*Your objective*
Go through the material below and copy all lines with "text".

+++++

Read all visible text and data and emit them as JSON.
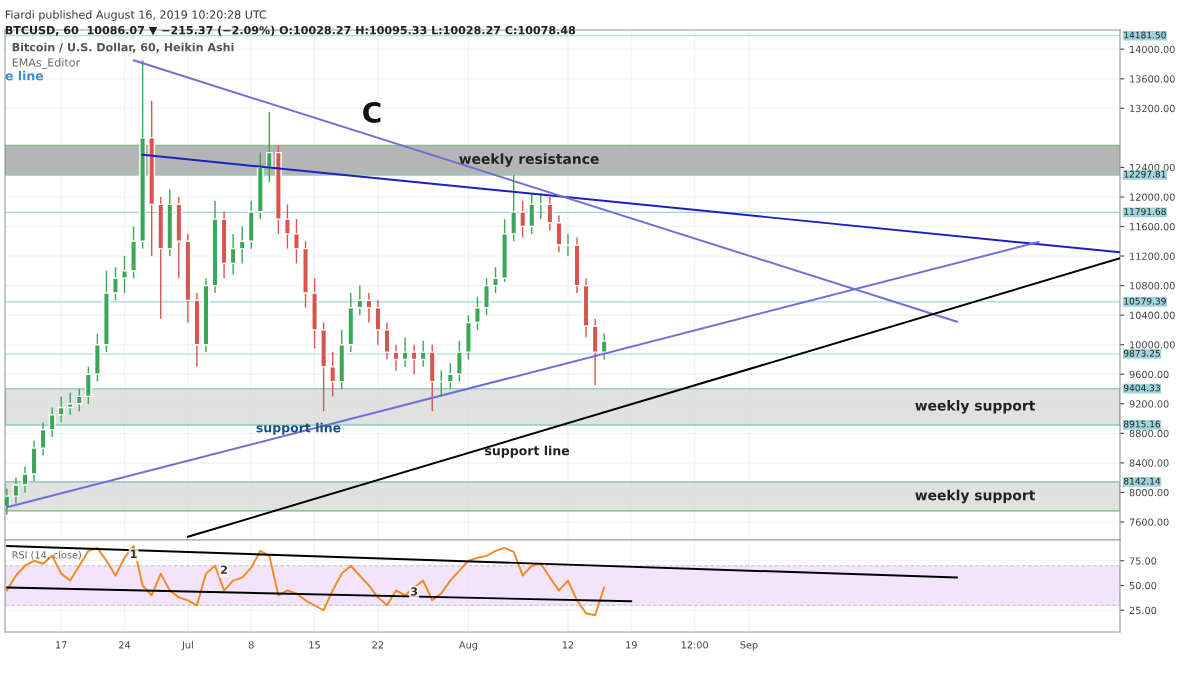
{
  "chart_data": [
    {
      "type": "candlestick",
      "title": "Fiardi published August 16, 2019 10:20:28 UTC",
      "subtitle": "BTCUSD, 60  10086.07 ▼ −215.37 (−2.09%) O:10028.27 H:10095.33 L:10028.27 C:10078.48",
      "x": [
        "2019-06-11",
        "2019-06-12",
        "2019-06-13",
        "2019-06-14",
        "2019-06-15",
        "2019-06-16",
        "2019-06-17",
        "2019-06-18",
        "2019-06-19",
        "2019-06-20",
        "2019-06-21",
        "2019-06-22",
        "2019-06-23",
        "2019-06-24",
        "2019-06-25",
        "2019-06-26",
        "2019-06-27",
        "2019-06-28",
        "2019-06-29",
        "2019-06-30",
        "2019-07-01",
        "2019-07-02",
        "2019-07-03",
        "2019-07-04",
        "2019-07-05",
        "2019-07-06",
        "2019-07-07",
        "2019-07-08",
        "2019-07-09",
        "2019-07-10",
        "2019-07-11",
        "2019-07-12",
        "2019-07-13",
        "2019-07-14",
        "2019-07-15",
        "2019-07-16",
        "2019-07-17",
        "2019-07-18",
        "2019-07-19",
        "2019-07-20",
        "2019-07-21",
        "2019-07-22",
        "2019-07-23",
        "2019-07-24",
        "2019-07-25",
        "2019-07-26",
        "2019-07-27",
        "2019-07-28",
        "2019-07-29",
        "2019-07-30",
        "2019-07-31",
        "2019-08-01",
        "2019-08-02",
        "2019-08-03",
        "2019-08-04",
        "2019-08-05",
        "2019-08-06",
        "2019-08-07",
        "2019-08-08",
        "2019-08-09",
        "2019-08-10",
        "2019-08-11",
        "2019-08-12",
        "2019-08-13",
        "2019-08-14",
        "2019-08-15",
        "2019-08-16"
      ],
      "ohlc": [
        [
          7800,
          8050,
          7700,
          7950
        ],
        [
          7950,
          8200,
          7850,
          8100
        ],
        [
          8100,
          8350,
          8000,
          8250
        ],
        [
          8250,
          8700,
          8150,
          8600
        ],
        [
          8600,
          8950,
          8500,
          8850
        ],
        [
          8850,
          9150,
          8750,
          9050
        ],
        [
          9050,
          9300,
          8950,
          9150
        ],
        [
          9150,
          9350,
          9050,
          9200
        ],
        [
          9200,
          9400,
          9100,
          9300
        ],
        [
          9300,
          9700,
          9200,
          9600
        ],
        [
          9600,
          10150,
          9500,
          10000
        ],
        [
          10000,
          11000,
          9900,
          10700
        ],
        [
          10700,
          11050,
          10600,
          10900
        ],
        [
          10900,
          11200,
          10700,
          11000
        ],
        [
          11000,
          11600,
          10900,
          11400
        ],
        [
          11400,
          13850,
          11300,
          12800
        ],
        [
          12800,
          13300,
          11200,
          11900
        ],
        [
          11900,
          12000,
          10350,
          11300
        ],
        [
          11300,
          12100,
          11200,
          11900
        ],
        [
          11900,
          12000,
          10900,
          11400
        ],
        [
          11400,
          11500,
          10300,
          10600
        ],
        [
          10600,
          10700,
          9700,
          10000
        ],
        [
          10000,
          10900,
          9900,
          10800
        ],
        [
          10800,
          11950,
          10700,
          11700
        ],
        [
          11700,
          11800,
          10900,
          11100
        ],
        [
          11100,
          11500,
          10950,
          11300
        ],
        [
          11300,
          11600,
          11100,
          11400
        ],
        [
          11400,
          11950,
          11300,
          11800
        ],
        [
          11800,
          12600,
          11700,
          12400
        ],
        [
          12400,
          13150,
          12200,
          12600
        ],
        [
          12600,
          12700,
          11500,
          11700
        ],
        [
          11700,
          11900,
          11300,
          11500
        ],
        [
          11500,
          11700,
          11100,
          11300
        ],
        [
          11300,
          11400,
          10500,
          10700
        ],
        [
          10700,
          10900,
          9950,
          10200
        ],
        [
          10200,
          10300,
          9100,
          9700
        ],
        [
          9700,
          9900,
          9300,
          9500
        ],
        [
          9500,
          10200,
          9400,
          10000
        ],
        [
          10000,
          10700,
          9900,
          10500
        ],
        [
          10500,
          10800,
          10400,
          10600
        ],
        [
          10600,
          10700,
          10300,
          10500
        ],
        [
          10500,
          10600,
          10000,
          10200
        ],
        [
          10200,
          10300,
          9800,
          9900
        ],
        [
          9900,
          10000,
          9650,
          9800
        ],
        [
          9800,
          10100,
          9700,
          9900
        ],
        [
          9900,
          10000,
          9600,
          9800
        ],
        [
          9800,
          10050,
          9700,
          9900
        ],
        [
          9900,
          10000,
          9100,
          9500
        ],
        [
          9500,
          9650,
          9300,
          9500
        ],
        [
          9500,
          9750,
          9400,
          9600
        ],
        [
          9600,
          10050,
          9500,
          9900
        ],
        [
          9900,
          10400,
          9800,
          10300
        ],
        [
          10300,
          10650,
          10200,
          10500
        ],
        [
          10500,
          10900,
          10400,
          10800
        ],
        [
          10800,
          11050,
          10700,
          10900
        ],
        [
          10900,
          11700,
          10850,
          11500
        ],
        [
          11500,
          12300,
          11400,
          11800
        ],
        [
          11800,
          11950,
          11450,
          11600
        ],
        [
          11600,
          12050,
          11500,
          11900
        ],
        [
          11900,
          12050,
          11700,
          11900
        ],
        [
          11900,
          12000,
          11550,
          11650
        ],
        [
          11650,
          11750,
          11250,
          11350
        ],
        [
          11350,
          11500,
          11200,
          11350
        ],
        [
          11350,
          11450,
          10700,
          10800
        ],
        [
          10800,
          10900,
          10100,
          10250
        ],
        [
          10250,
          10350,
          9450,
          9900
        ],
        [
          9900,
          10150,
          9800,
          10050
        ]
      ],
      "series": [
        {
          "type": "line",
          "color": "#1f1fbf",
          "x": [
            "2019-06-26",
            "2019-10-12"
          ],
          "values": [
            12570,
            11250
          ]
        },
        {
          "type": "line",
          "color": "#6f6fd6",
          "x": [
            "2019-06-25",
            "2019-09-24"
          ],
          "values": [
            13850,
            10310
          ]
        },
        {
          "type": "line",
          "color": "#6f6fd6",
          "x": [
            "2019-06-11",
            "2019-10-03"
          ],
          "values": [
            7800,
            11390
          ]
        },
        {
          "type": "line",
          "color": "#000000",
          "x": [
            "2019-07-01",
            "2019-10-12"
          ],
          "values": [
            7400,
            11170
          ]
        }
      ],
      "xlim": [
        "2019-06-10T19:00",
        "2019-10-12"
      ],
      "xticks": [
        {
          "value": "2019-06-17",
          "label": null
        },
        {
          "value": "2019-06-24",
          "label": null
        },
        {
          "value": "2019-07-01",
          "label": null
        },
        {
          "value": "2019-07-08",
          "label": null
        },
        {
          "value": "2019-07-15",
          "label": null
        },
        {
          "value": "2019-07-22",
          "label": null
        },
        {
          "value": "2019-08-01",
          "label": null
        },
        {
          "value": "2019-08-12",
          "label": null
        },
        {
          "value": "2019-08-19",
          "label": null
        },
        {
          "value": "2019-08-26",
          "label": null
        },
        {
          "value": "2019-09-01",
          "label": null
        }
      ],
      "ylim": [
        7356,
        14260
      ],
      "yticks": [
        {
          "value": 7600,
          "label": "7600.00"
        },
        {
          "value": 8000,
          "label": "8000.00"
        },
        {
          "value": 8400,
          "label": "8400.00"
        },
        {
          "value": 8800,
          "label": "8800.00"
        },
        {
          "value": 9200,
          "label": "9200.00"
        },
        {
          "value": 9600,
          "label": "9600.00"
        },
        {
          "value": 10000,
          "label": "10000.00"
        },
        {
          "value": 10400,
          "label": "10400.00"
        },
        {
          "value": 10800,
          "label": "10800.00"
        },
        {
          "value": 11200,
          "label": "11200.00"
        },
        {
          "value": 11600,
          "label": "11600.00"
        },
        {
          "value": 12000,
          "label": "12000.00"
        },
        {
          "value": 12400,
          "label": "12400.00"
        },
        {
          "value": 13200,
          "label": "13200.00"
        },
        {
          "value": 13600,
          "label": "13600.00"
        },
        {
          "value": 14000,
          "label": "14000.00"
        }
      ],
      "ref_lines": [
        {
          "axis": "y",
          "value": 14181.5,
          "label": "14181.50",
          "color": "#9fd4dc"
        },
        {
          "axis": "y",
          "value": 12297.81,
          "label": "12297.81",
          "color": "#9fd4dc"
        },
        {
          "axis": "y",
          "value": 11791.68,
          "label": "11791.68",
          "color": "#9fd4dc"
        },
        {
          "axis": "y",
          "value": 10579.39,
          "label": "10579.39",
          "color": "#9fd4dc"
        },
        {
          "axis": "y",
          "value": 9873.25,
          "label": "9873.25",
          "color": "#9fd4dc"
        },
        {
          "axis": "y",
          "value": 9404.33,
          "label": "9404.33",
          "color": "#9fd4dc"
        },
        {
          "axis": "y",
          "value": 8915.16,
          "label": "8915.16",
          "color": "#9fd4dc"
        },
        {
          "axis": "y",
          "value": 8142.14,
          "label": "8142.14",
          "color": "#9fd4dc"
        }
      ],
      "bands": [
        {
          "axis": "y",
          "from": 12297.81,
          "to": 12700,
          "label": "weekly resistance",
          "color": "#a9a9a9"
        },
        {
          "axis": "y",
          "from": 8915.16,
          "to": 9404.33,
          "label": "weekly support",
          "color": "#dcdcdc"
        },
        {
          "axis": "y",
          "from": 7750,
          "to": 8142.14,
          "label": "weekly support",
          "color": "#dcdcdc"
        }
      ],
      "annotations": [
        "Bitcoin / U.S. Dollar, 60, Heikin Ashi",
        "EMAs_Editor",
        "e line",
        "C",
        "support line",
        "support line"
      ],
      "grid": true,
      "tick_labels": "y"
    },
    {
      "type": "line",
      "x": [
        "2019-06-11",
        "2019-06-12",
        "2019-06-13",
        "2019-06-14",
        "2019-06-15",
        "2019-06-16",
        "2019-06-17",
        "2019-06-18",
        "2019-06-19",
        "2019-06-20",
        "2019-06-21",
        "2019-06-22",
        "2019-06-23",
        "2019-06-24",
        "2019-06-25",
        "2019-06-26",
        "2019-06-27",
        "2019-06-28",
        "2019-06-29",
        "2019-06-30",
        "2019-07-01",
        "2019-07-02",
        "2019-07-03",
        "2019-07-04",
        "2019-07-05",
        "2019-07-06",
        "2019-07-07",
        "2019-07-08",
        "2019-07-09",
        "2019-07-10",
        "2019-07-11",
        "2019-07-12",
        "2019-07-13",
        "2019-07-14",
        "2019-07-15",
        "2019-07-16",
        "2019-07-17",
        "2019-07-18",
        "2019-07-19",
        "2019-07-20",
        "2019-07-21",
        "2019-07-22",
        "2019-07-23",
        "2019-07-24",
        "2019-07-25",
        "2019-07-26",
        "2019-07-27",
        "2019-07-28",
        "2019-07-29",
        "2019-07-30",
        "2019-07-31",
        "2019-08-01",
        "2019-08-02",
        "2019-08-03",
        "2019-08-04",
        "2019-08-05",
        "2019-08-06",
        "2019-08-07",
        "2019-08-08",
        "2019-08-09",
        "2019-08-10",
        "2019-08-11",
        "2019-08-12",
        "2019-08-13",
        "2019-08-14",
        "2019-08-15",
        "2019-08-16"
      ],
      "series": [
        {
          "color": "#f08a24",
          "values": [
            45,
            60,
            70,
            75,
            72,
            80,
            62,
            55,
            70,
            85,
            88,
            75,
            60,
            78,
            90,
            50,
            40,
            62,
            45,
            38,
            35,
            30,
            62,
            70,
            45,
            55,
            58,
            68,
            85,
            80,
            40,
            45,
            42,
            35,
            30,
            25,
            45,
            62,
            70,
            60,
            50,
            38,
            30,
            45,
            40,
            48,
            55,
            35,
            42,
            55,
            65,
            75,
            78,
            80,
            85,
            88,
            84,
            60,
            70,
            72,
            58,
            45,
            55,
            35,
            22,
            20,
            48
          ]
        },
        {
          "color": "#000000",
          "x": [
            "2019-06-11",
            "2019-09-24"
          ],
          "values": [
            90,
            58
          ]
        },
        {
          "color": "#000000",
          "x": [
            "2019-06-11",
            "2019-08-19"
          ],
          "values": [
            48,
            34
          ]
        }
      ],
      "xlim": [
        "2019-06-10T19:00",
        "2019-10-12"
      ],
      "xticks": [
        {
          "value": "2019-06-17",
          "label": "17"
        },
        {
          "value": "2019-06-24",
          "label": "24"
        },
        {
          "value": "2019-07-01",
          "label": "Jul"
        },
        {
          "value": "2019-07-08",
          "label": "8"
        },
        {
          "value": "2019-07-15",
          "label": "15"
        },
        {
          "value": "2019-07-22",
          "label": "22"
        },
        {
          "value": "2019-08-01",
          "label": "Aug"
        },
        {
          "value": "2019-08-12",
          "label": "12"
        },
        {
          "value": "2019-08-19",
          "label": "19"
        },
        {
          "value": "2019-08-26",
          "label": "12:00"
        },
        {
          "value": "2019-09-01",
          "label": "Sep"
        }
      ],
      "ylim": [
        3,
        96
      ],
      "yticks": [
        {
          "value": 25,
          "label": "25.00"
        },
        {
          "value": 50,
          "label": "50.00"
        },
        {
          "value": 75,
          "label": "75.00"
        }
      ],
      "bands": [
        {
          "axis": "y",
          "from": 30,
          "to": 70,
          "color": "#f0e0fa"
        }
      ],
      "annotations": [
        "RSI (14, close)",
        {
          "text": "1",
          "x": "2019-06-25",
          "y": 81
        },
        {
          "text": "2",
          "x": "2019-07-05",
          "y": 65
        },
        {
          "text": "3",
          "x": "2019-07-26",
          "y": 43
        }
      ],
      "grid": true
    }
  ]
}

+++++

*Task output*
Read all visible text and data and emit them as JSON.
          "text": "1",
          "text": "2",
          "text": "3",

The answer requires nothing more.